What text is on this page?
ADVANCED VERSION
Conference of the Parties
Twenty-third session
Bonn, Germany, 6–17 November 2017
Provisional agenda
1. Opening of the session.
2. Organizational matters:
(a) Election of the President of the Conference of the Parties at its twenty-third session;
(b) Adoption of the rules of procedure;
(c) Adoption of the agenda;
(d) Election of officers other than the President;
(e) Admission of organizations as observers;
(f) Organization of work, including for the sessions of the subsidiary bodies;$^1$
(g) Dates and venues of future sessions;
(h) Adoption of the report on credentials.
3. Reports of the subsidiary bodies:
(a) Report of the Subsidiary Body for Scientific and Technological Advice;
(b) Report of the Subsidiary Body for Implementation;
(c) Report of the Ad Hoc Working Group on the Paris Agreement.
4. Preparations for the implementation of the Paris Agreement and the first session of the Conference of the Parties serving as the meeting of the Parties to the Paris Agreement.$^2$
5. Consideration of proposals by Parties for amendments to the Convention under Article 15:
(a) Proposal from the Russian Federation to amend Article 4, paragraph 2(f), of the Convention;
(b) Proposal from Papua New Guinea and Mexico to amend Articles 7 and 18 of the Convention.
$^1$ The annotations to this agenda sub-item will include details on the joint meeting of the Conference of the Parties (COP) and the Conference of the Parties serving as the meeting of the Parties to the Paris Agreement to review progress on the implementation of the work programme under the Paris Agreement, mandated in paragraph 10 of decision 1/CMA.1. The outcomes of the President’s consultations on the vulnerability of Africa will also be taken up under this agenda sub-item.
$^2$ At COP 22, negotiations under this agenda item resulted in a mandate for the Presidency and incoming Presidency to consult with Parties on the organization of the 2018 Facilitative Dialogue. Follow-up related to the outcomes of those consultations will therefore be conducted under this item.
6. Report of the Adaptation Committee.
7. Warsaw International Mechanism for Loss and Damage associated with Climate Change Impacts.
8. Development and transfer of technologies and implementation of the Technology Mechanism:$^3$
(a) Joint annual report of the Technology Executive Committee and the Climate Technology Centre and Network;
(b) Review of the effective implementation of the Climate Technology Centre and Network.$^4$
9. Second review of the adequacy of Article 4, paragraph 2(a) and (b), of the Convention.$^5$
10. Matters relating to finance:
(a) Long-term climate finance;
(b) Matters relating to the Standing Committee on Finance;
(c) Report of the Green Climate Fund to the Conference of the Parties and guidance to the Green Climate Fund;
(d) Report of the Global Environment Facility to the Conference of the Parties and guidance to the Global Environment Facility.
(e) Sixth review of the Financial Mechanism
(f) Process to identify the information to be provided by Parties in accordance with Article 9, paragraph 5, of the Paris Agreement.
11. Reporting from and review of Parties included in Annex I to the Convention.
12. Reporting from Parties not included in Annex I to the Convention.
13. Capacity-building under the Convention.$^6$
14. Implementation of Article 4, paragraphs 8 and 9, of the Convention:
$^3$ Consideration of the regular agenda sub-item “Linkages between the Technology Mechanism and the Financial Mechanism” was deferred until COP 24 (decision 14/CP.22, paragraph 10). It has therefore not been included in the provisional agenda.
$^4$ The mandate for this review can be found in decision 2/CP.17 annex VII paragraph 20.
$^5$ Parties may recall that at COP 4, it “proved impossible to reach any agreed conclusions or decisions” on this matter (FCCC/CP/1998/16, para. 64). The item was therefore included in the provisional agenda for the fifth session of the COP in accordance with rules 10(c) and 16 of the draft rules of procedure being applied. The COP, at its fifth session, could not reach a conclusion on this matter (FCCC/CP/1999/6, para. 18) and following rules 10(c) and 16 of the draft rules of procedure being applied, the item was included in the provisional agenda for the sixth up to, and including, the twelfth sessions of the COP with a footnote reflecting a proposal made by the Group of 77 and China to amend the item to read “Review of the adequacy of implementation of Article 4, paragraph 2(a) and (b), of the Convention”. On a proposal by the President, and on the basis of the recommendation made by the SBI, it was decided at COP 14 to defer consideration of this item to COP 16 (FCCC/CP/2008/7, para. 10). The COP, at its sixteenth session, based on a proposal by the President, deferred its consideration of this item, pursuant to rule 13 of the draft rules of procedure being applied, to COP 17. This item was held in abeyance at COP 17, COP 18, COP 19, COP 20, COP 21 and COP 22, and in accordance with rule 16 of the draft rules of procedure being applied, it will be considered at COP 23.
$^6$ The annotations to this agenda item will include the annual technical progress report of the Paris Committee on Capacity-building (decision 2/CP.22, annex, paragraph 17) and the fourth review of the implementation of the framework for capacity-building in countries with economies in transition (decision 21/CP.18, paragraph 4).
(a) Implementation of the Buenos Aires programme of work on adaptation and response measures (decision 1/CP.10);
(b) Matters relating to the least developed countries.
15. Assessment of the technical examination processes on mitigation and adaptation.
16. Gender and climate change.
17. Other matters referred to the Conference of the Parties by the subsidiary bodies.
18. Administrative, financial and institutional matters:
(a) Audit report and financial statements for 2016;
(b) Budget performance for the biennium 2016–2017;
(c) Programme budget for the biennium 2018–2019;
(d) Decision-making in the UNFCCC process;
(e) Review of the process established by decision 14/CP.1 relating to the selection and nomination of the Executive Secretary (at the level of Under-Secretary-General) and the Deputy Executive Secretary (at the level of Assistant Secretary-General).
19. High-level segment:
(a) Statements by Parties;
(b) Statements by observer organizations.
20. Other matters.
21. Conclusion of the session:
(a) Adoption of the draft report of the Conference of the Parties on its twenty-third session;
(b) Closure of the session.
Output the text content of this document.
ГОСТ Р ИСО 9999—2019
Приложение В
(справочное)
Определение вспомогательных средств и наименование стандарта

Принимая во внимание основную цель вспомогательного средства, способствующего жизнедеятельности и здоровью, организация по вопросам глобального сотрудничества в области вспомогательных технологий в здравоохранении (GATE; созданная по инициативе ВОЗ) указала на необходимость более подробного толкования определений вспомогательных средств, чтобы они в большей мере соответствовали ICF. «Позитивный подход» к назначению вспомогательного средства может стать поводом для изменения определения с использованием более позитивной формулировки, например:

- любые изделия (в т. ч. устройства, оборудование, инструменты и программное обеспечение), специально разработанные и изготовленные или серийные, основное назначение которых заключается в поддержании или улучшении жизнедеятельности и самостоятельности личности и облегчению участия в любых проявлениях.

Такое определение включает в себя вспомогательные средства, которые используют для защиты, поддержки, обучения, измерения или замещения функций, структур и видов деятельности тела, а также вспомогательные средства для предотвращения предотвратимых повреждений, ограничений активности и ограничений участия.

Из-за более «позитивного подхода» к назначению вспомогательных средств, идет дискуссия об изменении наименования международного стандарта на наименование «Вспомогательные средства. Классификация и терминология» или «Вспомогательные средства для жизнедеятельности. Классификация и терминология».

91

+++

§ **What the task requires**:
Using the listing above, reproduce each line without omission.

§ **Answer to this exercise**:
What text is on this page?
ADVANCED VERSION
Conference of the Parties
Twenty-third session
Bonn, Germany, 6–17 November 2017
Provisional agenda
1. Opening of the session.
2. Organizational matters:
(a) Election of the President of the Conference of the Parties at its twenty-third session;
(b) Adoption of the rules of procedure;
(c) Adoption of the agenda;
(d) Election of officers other than the President;
(e) Admission of organizations as observers;
(f) Organization of work, including for the sessions of the subsidiary bodies;$^1$
(g) Dates and venues of future sessions;
(h) Adoption of the report on credentials.
3. Reports of the subsidiary bodies:
(a) Report of the Subsidiary Body for Scientific and Technological Advice;
(b) Report of the Subsidiary Body for Implementation;
(c) Report of the Ad Hoc Working Group on the Paris Agreement.
4. Preparations for the implementation of the Paris Agreement and the first session of the Conference of the Parties serving as the meeting of the Parties to the Paris Agreement.$^2$
5. Consideration of proposals by Parties for amendments to the Convention under Article 15:
(a) Proposal from the Russian Federation to amend Article 4, paragraph 2(f), of the Convention;
(b) Proposal from Papua New Guinea and Mexico to amend Articles 7 and 18 of the Convention.
$^1$ The annotations to this agenda sub-item will include details on the joint meeting of the Conference of the Parties (COP) and the Conference of the Parties serving as the meeting of the Parties to the Paris Agreement to review progress on the implementation of the work programme under the Paris Agreement, mandated in paragraph 10 of decision 1/CMA.1. The outcomes of the President’s consultations on the vulnerability of Africa will also be taken up under this agenda sub-item.
$^2$ At COP 22, negotiations under this agenda item resulted in a mandate for the Presidency and incoming Presidency to consult with Parties on the organization of the 2018 Facilitative Dialogue. Follow-up related to the outcomes of those consultations will therefore be conducted under this item.
6. Report of the Adaptation Committee.
7. Warsaw International Mechanism for Loss and Damage associated with Climate Change Impacts.
8. Development and transfer of technologies and implementation of the Technology Mechanism:$^3$
(a) Joint annual report of the Technology Executive Committee and the Climate Technology Centre and Network;
(b) Review of the effective implementation of the Climate Technology Centre and Network.$^4$
9. Second review of the adequacy of Article 4, paragraph 2(a) and (b), of the Convention.$^5$
10. Matters relating to finance:
(a) Long-term climate finance;
(b) Matters relating to the Standing Committee on Finance;
(c) Report of the Green Climate Fund to the Conference of the Parties and guidance to the Green Climate Fund;
(d) Report of the Global Environment Facility to the Conference of the Parties and guidance to the Global Environment Facility.
(e) Sixth review of the Financial Mechanism
(f) Process to identify the information to be provided by Parties in accordance with Article 9, paragraph 5, of the Paris Agreement.
11. Reporting from and review of Parties included in Annex I to the Convention.
12. Reporting from Parties not included in Annex I to the Convention.
13. Capacity-building under the Convention.$^6$
14. Implementation of Article 4, paragraphs 8 and 9, of the Convention:
$^3$ Consideration of the regular agenda sub-item “Linkages between the Technology Mechanism and the Financial Mechanism” was deferred until COP 24 (decision 14/CP.22, paragraph 10). It has therefore not been included in the provisional agenda.
$^4$ The mandate for this review can be found in decision 2/CP.17 annex VII paragraph 20.
$^5$ Parties may recall that at COP 4, it “proved impossible to reach any agreed conclusions or decisions” on this matter (FCCC/CP/1998/16, para. 64). The item was therefore included in the provisional agenda for the fifth session of the COP in accordance with rules 10(c) and 16 of the draft rules of procedure being applied. The COP, at its fifth session, could not reach a conclusion on this matter (FCCC/CP/1999/6, para. 18) and following rules 10(c) and 16 of the draft rules of procedure being applied, the item was included in the provisional agenda for the sixth up to, and including, the twelfth sessions of the COP with a footnote reflecting a proposal made by the Group of 77 and China to amend the item to read “Review of the adequacy of implementation of Article 4, paragraph 2(a) and (b), of the Convention”. On a proposal by the President, and on the basis of the recommendation made by the SBI, it was decided at COP 14 to defer consideration of this item to COP 16 (FCCC/CP/2008/7, para. 10). The COP, at its sixteenth session, based on a proposal by the President, deferred its consideration of this item, pursuant to rule 13 of the draft rules of procedure being applied, to COP 17. This item was held in abeyance at COP 17, COP 18, COP 19, COP 20, COP 21 and COP 22, and in accordance with rule 16 of the draft rules of procedure being applied, it will be considered at COP 23.
$^6$ The annotations to this agenda item will include the annual technical progress report of the Paris Committee on Capacity-building (decision 2/CP.22, annex, paragraph 17) and the fourth review of the implementation of the framework for capacity-building in countries with economies in transition (decision 21/CP.18, paragraph 4).
(a) Implementation of the Buenos Aires programme of work on adaptation and response measures (decision 1/CP.10);
(b) Matters relating to the least developed countries.
15. Assessment of the technical examination processes on mitigation and adaptation.
16. Gender and climate change.
17. Other matters referred to the Conference of the Parties by the subsidiary bodies.
18. Administrative, financial and institutional matters:
(a) Audit report and financial statements for 2016;
(b) Budget performance for the biennium 2016–2017;
(c) Programme budget for the biennium 2018–2019;
(d) Decision-making in the UNFCCC process;
(e) Review of the process established by decision 14/CP.1 relating to the selection and nomination of the Executive Secretary (at the level of Under-Secretary-General) and the Deputy Executive Secretary (at the level of Assistant Secretary-General).
19. High-level segment:
(a) Statements by Parties;
(b) Statements by observer organizations.
20. Other matters.
21. Conclusion of the session:
(a) Adoption of the draft report of the Conference of the Parties on its twenty-third session;
(b) Closure of the session.
Output the text content of this document.
ГОСТ Р ИСО 9999—2019
Приложение В
(справочное)
Определение вспомогательных средств и наименование стандарта

Принимая во внимание основную цель вспомогательного средства, способствующего жизнедеятельности и здоровью, организация по вопросам глобального сотрудничества в области вспомогательных технологий в здравоохранении (GATE; созданная по инициативе ВОЗ) указала на необходимость более подробного толкования определений вспомогательных средств, чтобы они в большей мере соответствовали ICF. «Позитивный подход» к назначению вспомогательного средства может стать поводом для изменения определения с использованием более позитивной формулировки, например:

- любые изделия (в т. ч. устройства, оборудование, инструменты и программное обеспечение), специально разработанные и изготовленные или серийные, основное назначение которых заключается в поддержании или улучшении жизнедеятельности и самостоятельности личности и облегчению участия в любых проявлениях.

Такое определение включает в себя вспомогательные средства, которые используют для защиты, поддержки, обучения, измерения или замещения функций, структур и видов деятельности тела, а также вспомогательные средства для предотвращения предотвратимых повреждений, ограничений активности и ограничений участия.

Из-за более «позитивного подхода» к назначению вспомогательных средств, идет дискуссия об изменении наименования международного стандарта на наименование «Вспомогательные средства. Классификация и терминология» или «Вспомогательные средства для жизнедеятельности. Классификация и терминология».

91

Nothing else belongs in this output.